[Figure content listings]
——

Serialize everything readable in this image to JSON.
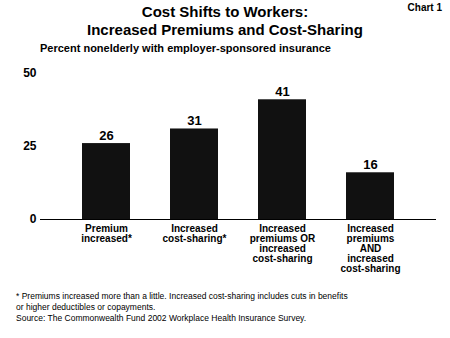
{
  "chart_data": {
    "type": "bar",
    "title": "Cost Shifts to Workers:\nIncreased Premiums and Cost-Sharing",
    "subtitle": "Percent nonelderly with employer-sponsored insurance",
    "annotations": [
      "Chart 1"
    ],
    "footnotes": [
      "* Premiums increased more than a little. Increased cost-sharing includes cuts in benefits",
      "or higher deductibles or copayments.",
      "Source: The Commonwealth Fund 2002 Workplace Health Insurance Survey."
    ],
    "categories": [
      "Premium\nincreased*",
      "Increased\ncost-sharing*",
      "Increased\npremiums OR\nincreased\ncost-sharing",
      "Increased\npremiums\nAND\nincreased\ncost-sharing"
    ],
    "values": [
      26,
      31,
      41,
      16
    ],
    "color": "#111111",
    "ylim": [
      0,
      50
    ],
    "yticks": [
      0,
      25,
      50
    ],
    "grid": false,
    "data_labels": true
  }
}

——

> [WHAT TO DO]:
Omit the pictures and give the material again, exactly and in full.

> [RESPONSE TO THIS EXERCISE]:
Serialize everything readable in this image to JSON.
{
  "chart_data": {
    "type": "bar",
    "title": "Cost Shifts to Workers:\nIncreased Premiums and Cost-Sharing",
    "subtitle": "Percent nonelderly with employer-sponsored insurance",
    "annotations": [
      "Chart 1"
    ],
    "footnotes": [
      "* Premiums increased more than a little. Increased cost-sharing includes cuts in benefits",
      "or higher deductibles or copayments.",
      "Source: The Commonwealth Fund 2002 Workplace Health Insurance Survey."
    ],
    "categories": [
      "Premium\nincreased*",
      "Increased\ncost-sharing*",
      "Increased\npremiums OR\nincreased\ncost-sharing",
      "Increased\npremiums\nAND\nincreased\ncost-sharing"
    ],
    "values": [
      26,
      31,
      41,
      16
    ],
    "color": "#111111",
    "ylim": [
      0,
      50
    ],
    "yticks": [
      0,
      25,
      50
    ],
    "grid": false,
    "data_labels": true
  }
}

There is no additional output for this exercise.